Stored data entries

□ □ □ □ □ □ □

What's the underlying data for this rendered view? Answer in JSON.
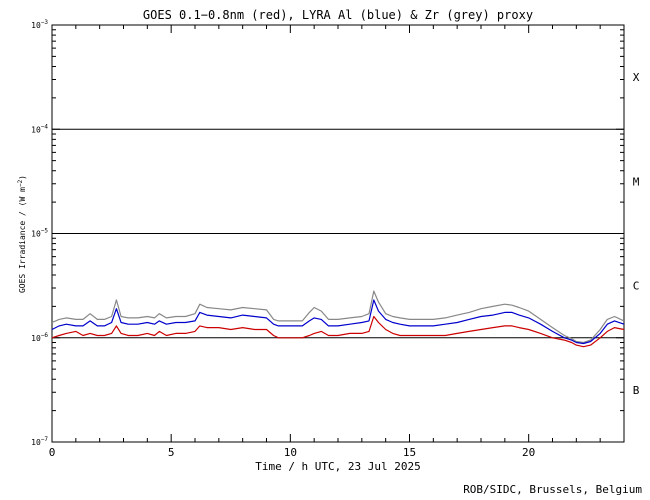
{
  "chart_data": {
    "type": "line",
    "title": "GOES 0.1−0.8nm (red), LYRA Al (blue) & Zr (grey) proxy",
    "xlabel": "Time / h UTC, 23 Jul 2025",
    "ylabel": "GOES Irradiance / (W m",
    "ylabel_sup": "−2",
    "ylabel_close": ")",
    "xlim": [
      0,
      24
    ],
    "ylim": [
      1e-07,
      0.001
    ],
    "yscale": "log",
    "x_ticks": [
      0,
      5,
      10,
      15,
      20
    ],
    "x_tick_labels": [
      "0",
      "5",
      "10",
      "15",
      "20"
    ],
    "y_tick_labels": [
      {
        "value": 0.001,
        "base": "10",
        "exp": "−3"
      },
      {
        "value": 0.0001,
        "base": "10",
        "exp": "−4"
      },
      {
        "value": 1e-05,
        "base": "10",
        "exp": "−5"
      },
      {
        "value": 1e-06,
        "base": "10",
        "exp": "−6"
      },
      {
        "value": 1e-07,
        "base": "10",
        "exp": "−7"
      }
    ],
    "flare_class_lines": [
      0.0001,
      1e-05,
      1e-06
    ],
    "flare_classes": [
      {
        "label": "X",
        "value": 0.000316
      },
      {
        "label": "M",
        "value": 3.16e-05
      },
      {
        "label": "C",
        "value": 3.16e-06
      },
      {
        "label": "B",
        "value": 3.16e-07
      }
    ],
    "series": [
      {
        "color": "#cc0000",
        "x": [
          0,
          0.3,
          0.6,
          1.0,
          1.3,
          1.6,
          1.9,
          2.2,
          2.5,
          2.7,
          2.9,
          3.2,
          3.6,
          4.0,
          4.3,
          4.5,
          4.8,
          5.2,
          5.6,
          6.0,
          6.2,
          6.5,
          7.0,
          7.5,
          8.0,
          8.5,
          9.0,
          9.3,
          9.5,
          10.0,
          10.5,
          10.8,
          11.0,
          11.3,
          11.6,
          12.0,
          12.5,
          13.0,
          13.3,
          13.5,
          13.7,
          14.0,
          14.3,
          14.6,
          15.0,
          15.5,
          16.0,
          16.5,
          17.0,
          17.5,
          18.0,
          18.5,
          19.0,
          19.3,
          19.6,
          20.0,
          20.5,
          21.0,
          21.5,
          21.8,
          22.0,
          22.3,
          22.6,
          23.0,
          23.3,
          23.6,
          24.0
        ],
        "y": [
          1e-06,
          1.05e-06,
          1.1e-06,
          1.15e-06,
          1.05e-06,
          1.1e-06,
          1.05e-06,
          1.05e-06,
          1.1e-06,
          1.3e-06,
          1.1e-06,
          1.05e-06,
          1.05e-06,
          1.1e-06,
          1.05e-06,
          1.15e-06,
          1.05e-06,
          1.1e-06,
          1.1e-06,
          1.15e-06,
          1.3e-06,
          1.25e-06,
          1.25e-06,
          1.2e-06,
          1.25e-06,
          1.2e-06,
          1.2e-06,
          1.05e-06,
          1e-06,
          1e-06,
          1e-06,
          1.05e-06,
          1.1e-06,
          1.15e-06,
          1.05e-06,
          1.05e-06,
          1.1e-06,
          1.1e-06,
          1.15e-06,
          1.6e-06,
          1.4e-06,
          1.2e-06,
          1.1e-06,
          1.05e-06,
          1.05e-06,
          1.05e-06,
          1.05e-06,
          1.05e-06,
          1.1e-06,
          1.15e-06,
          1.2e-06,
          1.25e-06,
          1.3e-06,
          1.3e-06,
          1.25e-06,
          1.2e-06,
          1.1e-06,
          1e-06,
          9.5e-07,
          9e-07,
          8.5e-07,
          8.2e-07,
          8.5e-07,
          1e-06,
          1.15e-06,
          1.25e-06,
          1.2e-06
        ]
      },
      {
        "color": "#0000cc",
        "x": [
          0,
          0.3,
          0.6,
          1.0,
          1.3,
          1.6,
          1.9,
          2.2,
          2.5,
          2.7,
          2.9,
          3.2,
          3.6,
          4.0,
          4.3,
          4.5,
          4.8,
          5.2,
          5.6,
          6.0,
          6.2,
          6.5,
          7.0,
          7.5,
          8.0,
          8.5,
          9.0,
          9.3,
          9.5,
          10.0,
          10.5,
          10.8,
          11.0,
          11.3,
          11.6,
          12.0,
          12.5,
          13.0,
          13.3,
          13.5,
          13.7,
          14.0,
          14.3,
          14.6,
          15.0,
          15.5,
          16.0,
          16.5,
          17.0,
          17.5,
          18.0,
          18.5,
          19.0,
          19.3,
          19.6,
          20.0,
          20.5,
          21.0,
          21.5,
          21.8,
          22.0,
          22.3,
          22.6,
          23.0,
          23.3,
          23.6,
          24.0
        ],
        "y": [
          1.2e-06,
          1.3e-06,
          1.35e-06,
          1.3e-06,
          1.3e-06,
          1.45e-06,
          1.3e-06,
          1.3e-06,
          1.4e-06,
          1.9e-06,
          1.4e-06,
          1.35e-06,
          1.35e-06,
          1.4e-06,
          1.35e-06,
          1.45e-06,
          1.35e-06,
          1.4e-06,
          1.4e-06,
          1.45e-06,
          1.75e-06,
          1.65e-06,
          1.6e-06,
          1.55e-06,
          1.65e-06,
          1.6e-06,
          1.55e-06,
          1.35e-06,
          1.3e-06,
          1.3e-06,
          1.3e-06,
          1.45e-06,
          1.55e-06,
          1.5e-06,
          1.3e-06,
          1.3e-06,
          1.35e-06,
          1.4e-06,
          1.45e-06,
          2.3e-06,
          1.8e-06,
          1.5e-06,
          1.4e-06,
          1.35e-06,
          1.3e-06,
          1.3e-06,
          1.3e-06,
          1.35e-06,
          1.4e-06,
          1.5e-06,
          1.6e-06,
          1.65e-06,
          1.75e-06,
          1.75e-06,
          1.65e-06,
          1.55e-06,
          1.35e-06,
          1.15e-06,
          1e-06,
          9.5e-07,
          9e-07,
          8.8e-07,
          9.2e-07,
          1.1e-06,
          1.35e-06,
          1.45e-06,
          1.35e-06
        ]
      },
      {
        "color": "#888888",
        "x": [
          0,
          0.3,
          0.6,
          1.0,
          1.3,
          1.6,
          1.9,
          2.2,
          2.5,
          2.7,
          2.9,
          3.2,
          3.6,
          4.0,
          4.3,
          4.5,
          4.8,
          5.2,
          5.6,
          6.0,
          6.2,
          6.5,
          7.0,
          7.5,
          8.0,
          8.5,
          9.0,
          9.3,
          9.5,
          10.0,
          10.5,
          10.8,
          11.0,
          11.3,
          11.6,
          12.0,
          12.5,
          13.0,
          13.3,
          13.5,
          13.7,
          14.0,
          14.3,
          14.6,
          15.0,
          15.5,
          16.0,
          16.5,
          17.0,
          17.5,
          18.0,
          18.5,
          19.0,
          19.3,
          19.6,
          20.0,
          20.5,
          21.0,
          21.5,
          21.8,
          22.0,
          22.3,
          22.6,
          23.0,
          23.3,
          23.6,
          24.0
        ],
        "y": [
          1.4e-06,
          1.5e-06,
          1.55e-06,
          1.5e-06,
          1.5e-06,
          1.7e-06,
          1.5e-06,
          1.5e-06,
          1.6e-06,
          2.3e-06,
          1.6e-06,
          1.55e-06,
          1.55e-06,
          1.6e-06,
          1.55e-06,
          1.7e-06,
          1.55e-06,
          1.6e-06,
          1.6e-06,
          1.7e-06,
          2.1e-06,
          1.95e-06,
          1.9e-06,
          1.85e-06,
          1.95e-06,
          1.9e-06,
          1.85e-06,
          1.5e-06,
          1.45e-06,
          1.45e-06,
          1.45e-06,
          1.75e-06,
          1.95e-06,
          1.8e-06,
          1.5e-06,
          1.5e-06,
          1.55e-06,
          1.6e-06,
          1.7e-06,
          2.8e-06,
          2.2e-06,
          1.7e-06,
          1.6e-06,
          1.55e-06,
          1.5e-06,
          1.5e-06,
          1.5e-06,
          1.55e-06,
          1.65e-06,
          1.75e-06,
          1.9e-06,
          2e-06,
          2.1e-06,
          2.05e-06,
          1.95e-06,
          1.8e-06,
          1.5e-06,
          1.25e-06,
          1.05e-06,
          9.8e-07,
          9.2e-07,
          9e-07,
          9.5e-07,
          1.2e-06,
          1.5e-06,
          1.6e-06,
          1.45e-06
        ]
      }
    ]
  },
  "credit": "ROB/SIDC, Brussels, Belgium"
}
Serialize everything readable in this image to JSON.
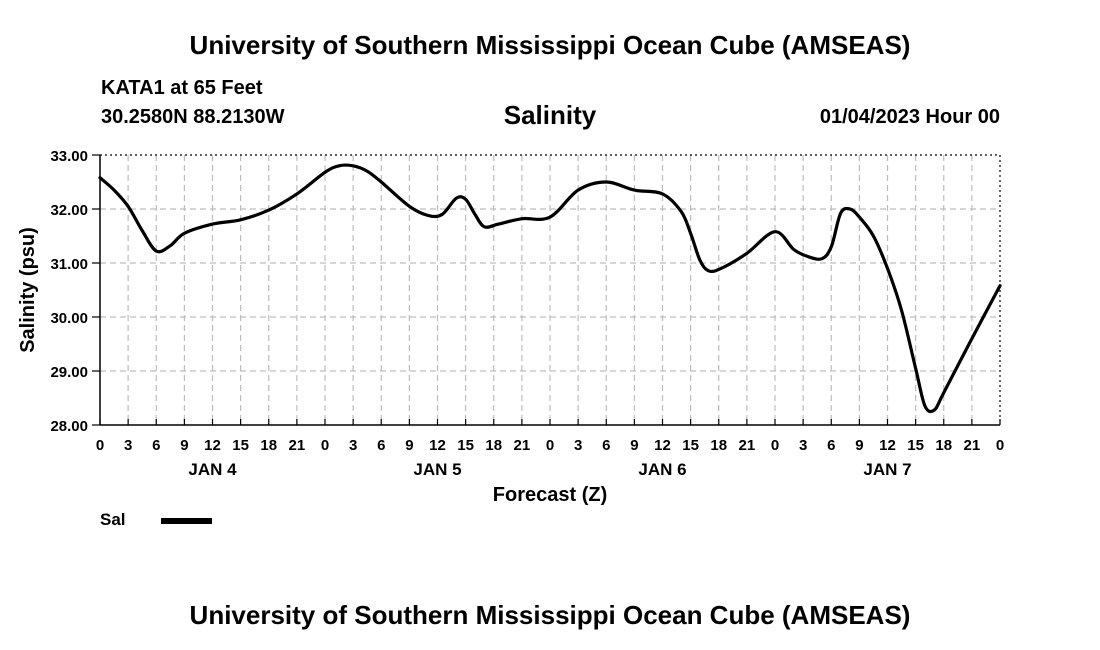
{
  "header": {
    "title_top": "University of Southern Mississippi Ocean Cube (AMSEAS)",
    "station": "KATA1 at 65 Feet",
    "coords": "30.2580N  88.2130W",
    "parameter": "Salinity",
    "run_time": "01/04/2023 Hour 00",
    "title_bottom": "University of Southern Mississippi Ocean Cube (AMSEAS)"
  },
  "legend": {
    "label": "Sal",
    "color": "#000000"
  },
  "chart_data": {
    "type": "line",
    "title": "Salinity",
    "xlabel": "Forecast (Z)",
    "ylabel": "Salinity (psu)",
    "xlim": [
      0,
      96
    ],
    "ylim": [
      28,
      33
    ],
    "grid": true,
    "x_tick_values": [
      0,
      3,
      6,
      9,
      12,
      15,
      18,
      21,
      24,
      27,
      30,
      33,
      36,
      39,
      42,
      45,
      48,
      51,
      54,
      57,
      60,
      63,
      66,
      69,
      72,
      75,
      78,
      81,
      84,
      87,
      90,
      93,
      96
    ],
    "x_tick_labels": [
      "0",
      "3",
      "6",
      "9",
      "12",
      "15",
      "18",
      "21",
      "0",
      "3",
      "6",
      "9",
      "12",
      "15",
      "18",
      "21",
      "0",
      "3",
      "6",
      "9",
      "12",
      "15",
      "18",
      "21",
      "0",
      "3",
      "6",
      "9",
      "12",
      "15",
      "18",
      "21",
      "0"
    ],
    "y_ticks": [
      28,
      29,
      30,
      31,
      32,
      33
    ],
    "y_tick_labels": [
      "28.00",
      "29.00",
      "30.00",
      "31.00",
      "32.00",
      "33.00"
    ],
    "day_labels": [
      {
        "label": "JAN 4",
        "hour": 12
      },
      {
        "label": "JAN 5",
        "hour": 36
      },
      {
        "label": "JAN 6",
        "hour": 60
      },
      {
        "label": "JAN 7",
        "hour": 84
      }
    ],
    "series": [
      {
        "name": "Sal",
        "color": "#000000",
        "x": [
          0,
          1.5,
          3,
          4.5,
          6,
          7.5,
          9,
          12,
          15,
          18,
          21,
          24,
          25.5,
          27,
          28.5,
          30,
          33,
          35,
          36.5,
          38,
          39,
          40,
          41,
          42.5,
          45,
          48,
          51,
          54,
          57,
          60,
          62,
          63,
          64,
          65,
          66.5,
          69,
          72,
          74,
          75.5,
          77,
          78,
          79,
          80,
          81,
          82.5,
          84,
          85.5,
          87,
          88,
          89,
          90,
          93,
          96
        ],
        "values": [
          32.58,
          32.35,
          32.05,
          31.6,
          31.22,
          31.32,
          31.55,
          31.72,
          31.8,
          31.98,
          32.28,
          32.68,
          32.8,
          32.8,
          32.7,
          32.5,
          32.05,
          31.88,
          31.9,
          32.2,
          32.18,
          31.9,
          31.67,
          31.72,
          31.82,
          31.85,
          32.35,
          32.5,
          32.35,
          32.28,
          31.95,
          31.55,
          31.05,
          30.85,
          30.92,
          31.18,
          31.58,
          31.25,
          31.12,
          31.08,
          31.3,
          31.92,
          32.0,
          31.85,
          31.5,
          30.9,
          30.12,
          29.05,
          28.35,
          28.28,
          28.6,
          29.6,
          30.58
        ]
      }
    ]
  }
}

□ □ □ □ □ □ □

* WHAT YOU HAVE TO DO
Scan the data for the word "this" and copy every line where it shows up.

* THE COMPLETED TASK
What's the underlying data for this rendered view? Answer in JSON.
Serialize everything readable in this image to JSON.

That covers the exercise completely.